**Task objective**: Restate the whole listing word for word. Pictures are left out.

**Provided records**:
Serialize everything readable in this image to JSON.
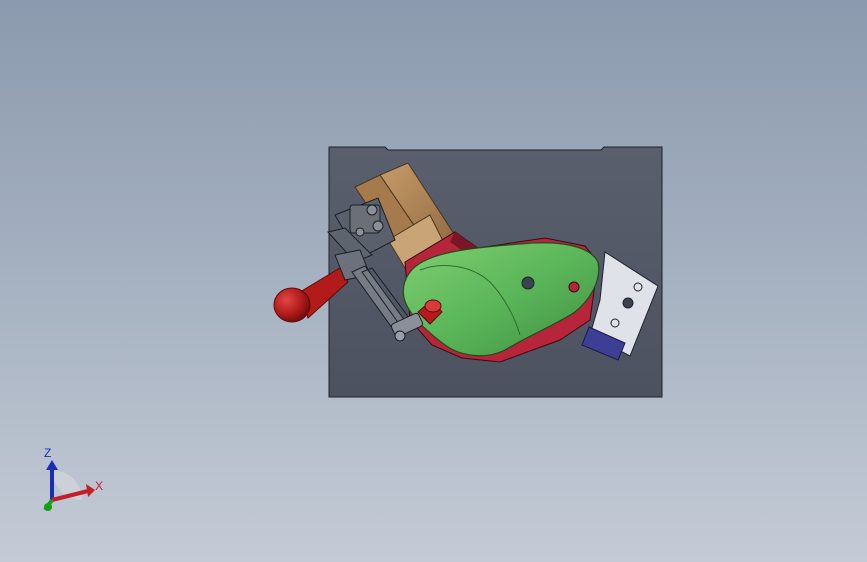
{
  "viewport": {
    "background_top": "#8b9aae",
    "background_bottom": "#c4cbd6"
  },
  "model": {
    "base_plate_color": "#545a68",
    "wood_block_color": "#b58a5c",
    "green_part_color": "#5bb65a",
    "red_part_color": "#b6253a",
    "clamp_handle_color": "#b31b1b",
    "metal_color": "#6a6f78",
    "blue_block_color": "#3d3f95"
  },
  "triad": {
    "x_label": "X",
    "z_label": "Z",
    "x_color": "#c21f2b",
    "y_color": "#16a016",
    "z_color": "#1a2fb8"
  }
}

**Solution for this problem**:
Serialize everything readable in this image to JSON.
{
  "viewport": {
    "background_top": "#8b9aae",
    "background_bottom": "#c4cbd6"
  },
  "model": {
    "base_plate_color": "#545a68",
    "wood_block_color": "#b58a5c",
    "green_part_color": "#5bb65a",
    "red_part_color": "#b6253a",
    "clamp_handle_color": "#b31b1b",
    "metal_color": "#6a6f78",
    "blue_block_color": "#3d3f95"
  },
  "triad": {
    "x_label": "X",
    "z_label": "Z",
    "x_color": "#c21f2b",
    "y_color": "#16a016",
    "z_color": "#1a2fb8"
  }
}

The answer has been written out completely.